Instrucciones y requisitos: Escribe la continuación del texto sobre el concurso de camisas a partir de su última frase.

Documento fuente:
El sistema actual de voto parece inmutable: una camisa, un voto. Pero esto tampoco ha sido la norma todos los años. No recuerdo si fue en el 95 o en el 96, cuando, registrando la participación más baja de la historia (tan sólo cuatro camisas a concurso (aunque la ganadora se habría llevado de calle el premio en sus últimas ediciones)), se decidió que fueran los parroquianos del bar (que ni siquiera era el Mercurio) quienes eligieran a la gloriosa vencedora de la noche.

Claro que si hablo de cuatro camisas, muchos se pueden llevar a engaño sobre la magnitud del evento. La mayor participación de la historia se produjo hace tres años. Mi memoria empieza a fallar, por lo que pido colaboración a los miembros del chat, pero diría que las paupérrimas cuatro camisas vieron su número multiplicado, al menos, por veinte en el más multitudinario de los concursos perpetrados hasta la fecha. Y conviene aclarar que habría un número similar de acompañantes sin camisa (participante). Curiosamente, aquella celebración estaba patrocinada por una agencia de viajes y el primer premio era un viaje a Mallorca.

Listados de regiones anotadas:
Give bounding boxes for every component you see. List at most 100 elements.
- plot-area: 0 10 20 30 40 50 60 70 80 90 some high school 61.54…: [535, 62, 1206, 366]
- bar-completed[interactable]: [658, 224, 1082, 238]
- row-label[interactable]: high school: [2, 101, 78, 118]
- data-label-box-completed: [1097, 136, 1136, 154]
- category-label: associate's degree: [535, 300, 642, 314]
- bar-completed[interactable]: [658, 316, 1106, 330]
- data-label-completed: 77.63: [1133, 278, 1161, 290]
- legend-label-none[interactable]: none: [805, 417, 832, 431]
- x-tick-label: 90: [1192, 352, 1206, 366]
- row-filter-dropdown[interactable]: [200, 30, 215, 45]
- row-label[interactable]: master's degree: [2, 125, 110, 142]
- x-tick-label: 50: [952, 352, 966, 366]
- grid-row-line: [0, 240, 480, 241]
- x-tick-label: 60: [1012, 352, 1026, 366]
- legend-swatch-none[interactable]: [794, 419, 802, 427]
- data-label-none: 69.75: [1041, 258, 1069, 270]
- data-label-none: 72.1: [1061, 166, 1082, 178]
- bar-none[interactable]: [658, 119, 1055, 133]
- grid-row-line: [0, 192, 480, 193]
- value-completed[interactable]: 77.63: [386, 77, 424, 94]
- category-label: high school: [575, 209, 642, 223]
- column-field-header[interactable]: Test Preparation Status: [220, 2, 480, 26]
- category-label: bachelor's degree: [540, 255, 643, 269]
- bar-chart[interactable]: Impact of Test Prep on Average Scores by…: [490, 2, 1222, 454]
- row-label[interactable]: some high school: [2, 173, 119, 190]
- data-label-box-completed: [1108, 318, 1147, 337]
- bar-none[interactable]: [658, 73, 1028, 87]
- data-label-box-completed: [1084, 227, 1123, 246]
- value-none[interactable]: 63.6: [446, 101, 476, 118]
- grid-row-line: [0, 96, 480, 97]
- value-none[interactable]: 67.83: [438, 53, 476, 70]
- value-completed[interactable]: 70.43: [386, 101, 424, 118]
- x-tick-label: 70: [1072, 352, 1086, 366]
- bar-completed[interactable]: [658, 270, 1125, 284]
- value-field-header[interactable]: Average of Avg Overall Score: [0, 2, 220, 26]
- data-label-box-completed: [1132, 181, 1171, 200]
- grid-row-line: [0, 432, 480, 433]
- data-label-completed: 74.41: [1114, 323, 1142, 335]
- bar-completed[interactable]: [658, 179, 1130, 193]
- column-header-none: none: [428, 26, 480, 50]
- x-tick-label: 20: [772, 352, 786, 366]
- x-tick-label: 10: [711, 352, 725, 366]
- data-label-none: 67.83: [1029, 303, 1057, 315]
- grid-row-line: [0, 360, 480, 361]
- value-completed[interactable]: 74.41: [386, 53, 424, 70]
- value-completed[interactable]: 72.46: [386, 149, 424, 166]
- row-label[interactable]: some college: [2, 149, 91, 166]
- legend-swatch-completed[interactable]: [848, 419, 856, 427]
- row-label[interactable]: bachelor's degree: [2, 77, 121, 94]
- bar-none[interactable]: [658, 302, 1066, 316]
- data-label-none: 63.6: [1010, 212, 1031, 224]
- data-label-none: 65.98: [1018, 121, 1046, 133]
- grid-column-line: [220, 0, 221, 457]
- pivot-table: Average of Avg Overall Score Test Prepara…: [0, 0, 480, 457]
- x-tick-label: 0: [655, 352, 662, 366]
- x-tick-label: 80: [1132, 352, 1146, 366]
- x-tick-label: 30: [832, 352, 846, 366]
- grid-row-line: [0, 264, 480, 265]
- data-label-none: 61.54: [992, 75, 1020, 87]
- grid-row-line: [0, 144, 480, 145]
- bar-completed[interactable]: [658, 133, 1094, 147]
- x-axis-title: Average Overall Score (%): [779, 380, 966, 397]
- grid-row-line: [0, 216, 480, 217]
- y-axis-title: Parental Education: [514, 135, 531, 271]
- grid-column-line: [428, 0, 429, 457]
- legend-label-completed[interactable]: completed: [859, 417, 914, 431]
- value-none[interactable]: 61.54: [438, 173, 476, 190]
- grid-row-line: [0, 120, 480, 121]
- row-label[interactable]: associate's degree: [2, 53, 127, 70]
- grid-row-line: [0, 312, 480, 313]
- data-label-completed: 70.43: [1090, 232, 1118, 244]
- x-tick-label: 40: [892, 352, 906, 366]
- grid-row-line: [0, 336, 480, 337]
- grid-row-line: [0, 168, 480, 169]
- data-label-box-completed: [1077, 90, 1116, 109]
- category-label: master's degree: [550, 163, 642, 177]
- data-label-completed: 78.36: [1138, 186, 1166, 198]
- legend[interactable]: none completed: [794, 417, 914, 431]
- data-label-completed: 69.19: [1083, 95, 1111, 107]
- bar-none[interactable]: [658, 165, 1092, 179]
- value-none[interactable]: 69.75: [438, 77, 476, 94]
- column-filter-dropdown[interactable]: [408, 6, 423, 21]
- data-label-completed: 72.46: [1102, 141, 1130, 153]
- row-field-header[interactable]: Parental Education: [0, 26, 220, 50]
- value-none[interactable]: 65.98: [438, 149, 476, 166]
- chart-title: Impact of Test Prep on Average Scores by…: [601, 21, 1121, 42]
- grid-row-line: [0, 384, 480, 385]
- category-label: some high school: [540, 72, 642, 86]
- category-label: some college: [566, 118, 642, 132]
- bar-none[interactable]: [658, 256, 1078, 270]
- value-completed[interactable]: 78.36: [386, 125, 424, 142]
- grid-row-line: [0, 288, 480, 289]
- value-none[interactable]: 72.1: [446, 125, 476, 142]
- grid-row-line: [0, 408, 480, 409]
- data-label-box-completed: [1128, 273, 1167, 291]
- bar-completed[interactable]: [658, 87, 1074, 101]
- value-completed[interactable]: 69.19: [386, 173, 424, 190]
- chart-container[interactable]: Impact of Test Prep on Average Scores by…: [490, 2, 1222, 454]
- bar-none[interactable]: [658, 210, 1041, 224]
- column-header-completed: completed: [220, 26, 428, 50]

En respuesta:
También se asistió a una de las mayores polémicas de la historia del evento: la conspiración del maderfacker, el 26, 26, 26 o las patas de pollo. Aunque siempre han habido disputas y controversia: la sal de la vida.

La última cosa que voy a comentar es la injusta fama que el concurso tiene de machista. Es cierto que ninguna mujer ha ganado (todavía). Sus excusas son de lo más variopinto. A mí la que más me gusta es la de que a ellas nuestras camisas les quedan estupendamente y no parecen horteras. Afortunadamente, ya hay algunas que han empezado a perder el miedo al ridículo, porque estar monísima de la muerte suele ser un handicap para conseguir la victoria. En mi opinión, el que no haya ganado ninguna chica todavía se debe exclusivamente a que sólo en los últimos años se han animado a participar.